## Given passage
··········

From time to time I’ll see an article with some title like “Girl-Next-Door Model Tahlia Skines Stuns In Sexy Bikini In Racy Instagram Post.” Oft they’ll be from semi-legitimate news sources, like People or whatever.
Who is the intended audience for these? Everybody who knows about Instagram … knows about Instagram and can just follow these models themselves. So who are they trying to reach? Bored and horny men at work who can’t use IG on their work computers? 12-year-old boys trying to get around their parents’ porn filters?
A lot of their followers are other woman who may consider them to be influencers. They probably responded to different “news” articles that were tailored to their specific profile, not the hot chick in sexy bikini one you are receiving. It’s all about getting followers so that they can lay more claim to being an influencer.
I know a girl who does this and has a following of around 10k, she gets modeling gigs from local Victoria’s Secret marketing campaigns at Ohio State. And free cloths, she gets lots of free cloths. and accessories.
Presumably the same as the intended audience for the Instagram models themselves. Believe it or not, not everyone is on Instagram or other social media, or is comfortable with using them and following individuals on them. Especially with the way social media platforms seem to blossom and whither like a…short-blossom-period-flower (I am not a flower guy), a lot of fogeys and luddites just aren’t going to keep up with the New Hotness. But many of them will read Fox News, and click on links featuring pretty young women.
Somebody receives money if you click. The audience members are more likely to click on eye-catching things. Men are especially likely to click on eye catching things that involve almost-undressed women.

··········

## Exercise description
Transcribe the stretch of the Instagram model discussion from "Who is the intended" through "being an influencer.", keeping every word and punctuation mark unchanged.

## Dataset entries
··········

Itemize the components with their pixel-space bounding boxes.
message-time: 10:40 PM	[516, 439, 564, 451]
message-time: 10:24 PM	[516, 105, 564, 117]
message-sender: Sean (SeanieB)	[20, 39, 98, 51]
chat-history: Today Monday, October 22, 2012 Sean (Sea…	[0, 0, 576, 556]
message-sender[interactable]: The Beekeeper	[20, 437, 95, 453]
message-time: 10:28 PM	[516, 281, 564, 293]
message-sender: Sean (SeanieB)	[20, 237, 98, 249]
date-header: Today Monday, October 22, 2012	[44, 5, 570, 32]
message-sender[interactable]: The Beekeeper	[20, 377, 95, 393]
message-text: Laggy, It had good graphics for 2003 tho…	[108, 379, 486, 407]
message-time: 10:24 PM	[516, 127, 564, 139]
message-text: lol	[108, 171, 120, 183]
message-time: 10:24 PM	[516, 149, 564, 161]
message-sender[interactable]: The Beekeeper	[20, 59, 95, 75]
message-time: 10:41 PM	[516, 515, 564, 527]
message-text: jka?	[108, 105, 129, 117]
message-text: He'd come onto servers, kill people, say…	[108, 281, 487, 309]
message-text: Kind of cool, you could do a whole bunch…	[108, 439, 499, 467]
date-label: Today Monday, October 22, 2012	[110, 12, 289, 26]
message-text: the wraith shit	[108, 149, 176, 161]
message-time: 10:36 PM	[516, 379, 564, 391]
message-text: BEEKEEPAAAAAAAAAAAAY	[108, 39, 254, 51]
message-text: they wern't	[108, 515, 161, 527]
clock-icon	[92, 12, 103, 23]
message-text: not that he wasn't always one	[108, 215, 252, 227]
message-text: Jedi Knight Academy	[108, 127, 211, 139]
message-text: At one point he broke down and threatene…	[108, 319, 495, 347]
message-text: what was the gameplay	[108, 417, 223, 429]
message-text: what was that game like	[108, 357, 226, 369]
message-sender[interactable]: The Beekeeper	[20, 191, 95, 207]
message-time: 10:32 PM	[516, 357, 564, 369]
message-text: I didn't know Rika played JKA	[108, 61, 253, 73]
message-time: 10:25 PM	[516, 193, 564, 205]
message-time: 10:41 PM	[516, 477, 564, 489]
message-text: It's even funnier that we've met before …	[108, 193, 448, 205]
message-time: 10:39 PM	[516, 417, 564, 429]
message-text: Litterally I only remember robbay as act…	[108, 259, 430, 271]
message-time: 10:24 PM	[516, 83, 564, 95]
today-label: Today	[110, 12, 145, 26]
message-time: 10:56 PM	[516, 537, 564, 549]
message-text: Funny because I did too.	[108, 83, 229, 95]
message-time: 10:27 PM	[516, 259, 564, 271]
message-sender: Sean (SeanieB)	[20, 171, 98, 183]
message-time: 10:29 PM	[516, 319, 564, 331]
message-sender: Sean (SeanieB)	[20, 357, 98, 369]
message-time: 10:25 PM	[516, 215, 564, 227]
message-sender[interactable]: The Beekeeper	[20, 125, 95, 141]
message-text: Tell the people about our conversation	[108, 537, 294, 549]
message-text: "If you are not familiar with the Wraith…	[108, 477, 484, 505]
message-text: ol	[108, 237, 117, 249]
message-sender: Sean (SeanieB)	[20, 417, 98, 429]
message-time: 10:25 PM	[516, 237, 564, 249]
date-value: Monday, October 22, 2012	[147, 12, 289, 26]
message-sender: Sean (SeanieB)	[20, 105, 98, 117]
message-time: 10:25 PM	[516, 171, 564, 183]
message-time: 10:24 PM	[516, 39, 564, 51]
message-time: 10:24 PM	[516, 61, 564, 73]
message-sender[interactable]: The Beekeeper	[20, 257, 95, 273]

··········

## Task answer
Who is the intended audience for these? Everybody who knows about Instagram … knows about Instagram and can just follow these models themselves. So who are they trying to reach? Bored and horny men at work who can’t use IG on their work computers? 12-year-old boys trying to get around their parents’ porn filters?
A lot of their followers are other woman who may consider them to be influencers. They probably responded to different “news” articles that were tailored to their specific profile, not the hot chick in sexy bikini one you are receiving. It’s all about getting followers so that they can lay more claim to being an influencer.